Data entries
▼▼▼

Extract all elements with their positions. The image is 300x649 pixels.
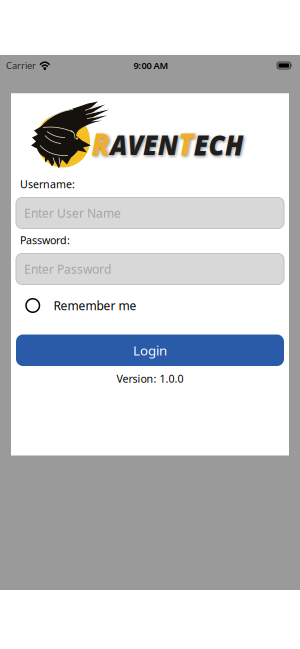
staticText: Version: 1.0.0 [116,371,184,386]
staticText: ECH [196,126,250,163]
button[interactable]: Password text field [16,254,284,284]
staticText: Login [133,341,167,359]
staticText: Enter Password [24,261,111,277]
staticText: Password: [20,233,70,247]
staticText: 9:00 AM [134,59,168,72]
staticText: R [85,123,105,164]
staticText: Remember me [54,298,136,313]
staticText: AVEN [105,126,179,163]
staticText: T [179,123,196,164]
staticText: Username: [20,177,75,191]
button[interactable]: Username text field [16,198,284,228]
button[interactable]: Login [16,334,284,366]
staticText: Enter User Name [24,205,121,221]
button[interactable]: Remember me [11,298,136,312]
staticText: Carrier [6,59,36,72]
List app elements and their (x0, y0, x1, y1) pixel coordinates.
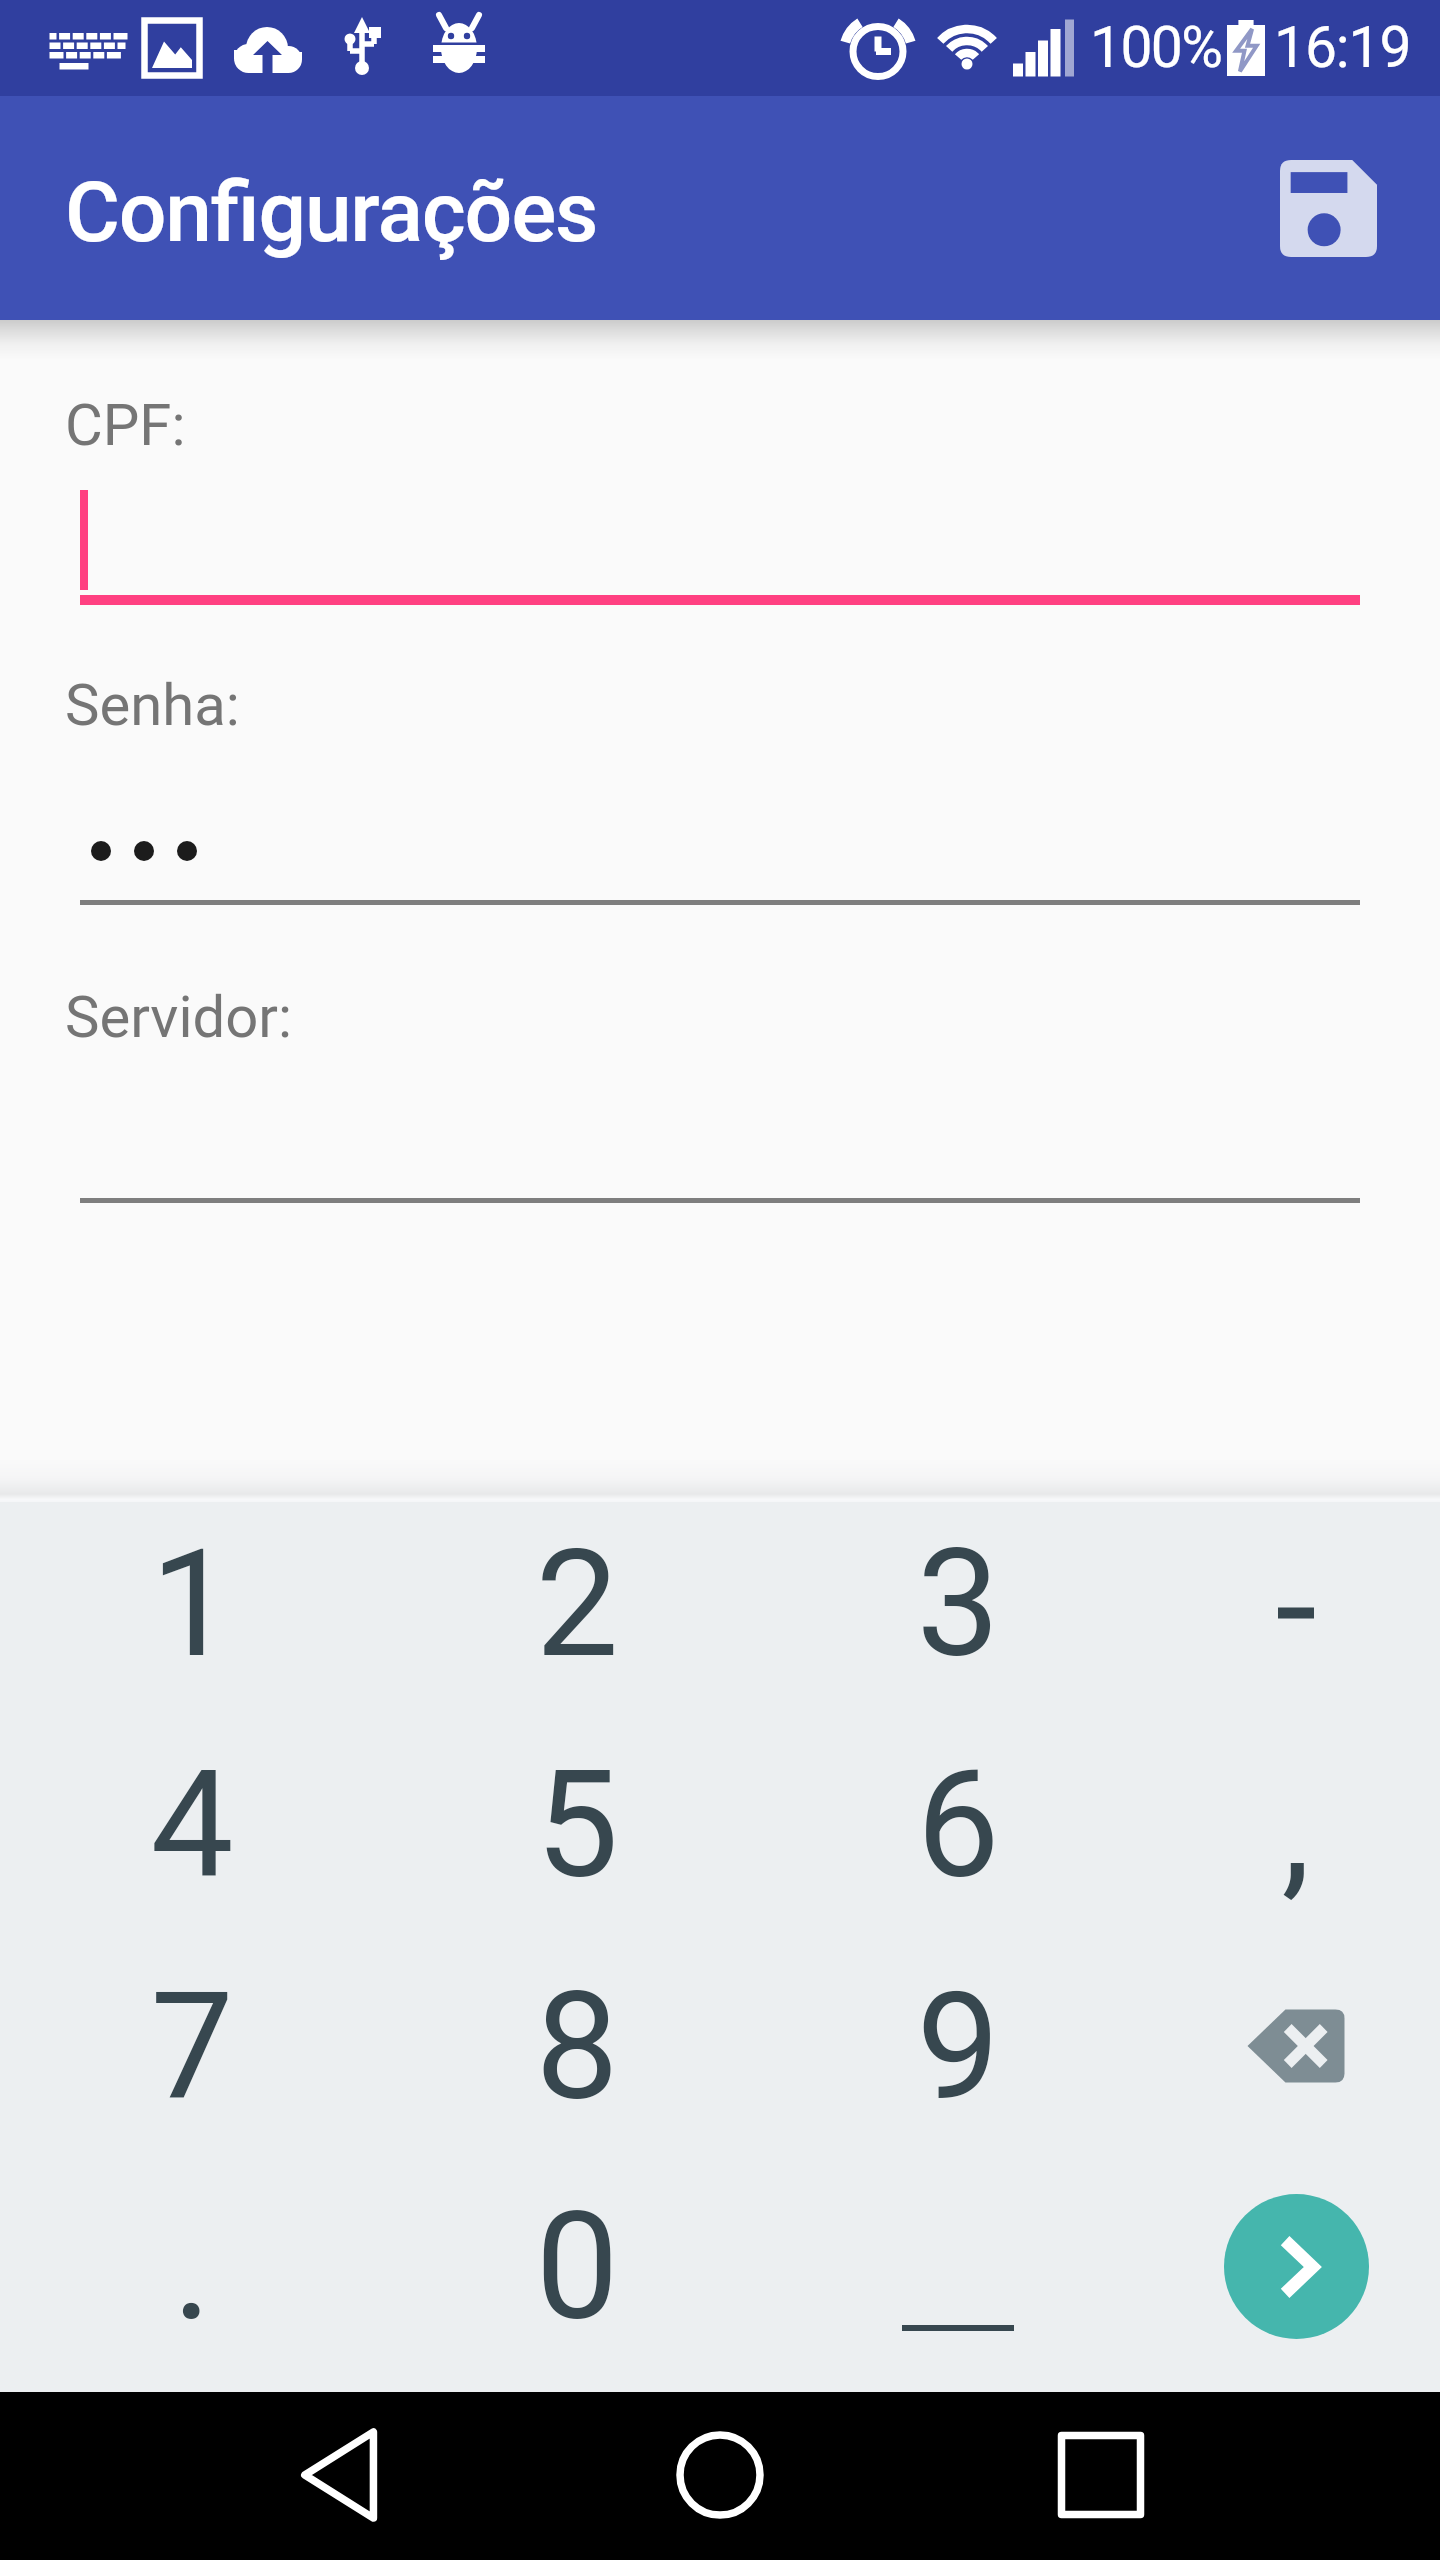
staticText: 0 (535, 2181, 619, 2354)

▲▲▲

What you should do: Could you write out the rows again with "elements" swapped for "items" and nothing else changed? Leave the pictures out.

Full response:
Extract all items with their positions. The image is 300x649 pixels.
staticText: Version: 1.0.0 [116,371,184,386]
staticText: ECH [196,126,250,163]
button[interactable]: Password text field [16,254,284,284]
staticText: Login [133,341,167,359]
staticText: Enter Password [24,261,111,277]
staticText: Password: [20,233,70,247]
staticText: 9:00 AM [134,59,168,72]
staticText: R [85,123,105,164]
staticText: Remember me [54,298,136,313]
staticText: AVEN [105,126,179,163]
staticText: T [179,123,196,164]
staticText: Username: [20,177,75,191]
button[interactable]: Username text field [16,198,284,228]
button[interactable]: Login [16,334,284,366]
staticText: Enter User Name [24,205,121,221]
button[interactable]: Remember me [11,298,136,312]
staticText: Carrier [6,59,36,72]
List app items and their (x0, y0, x1, y1) pixel coordinates.
staticText: 0 (535, 2181, 619, 2354)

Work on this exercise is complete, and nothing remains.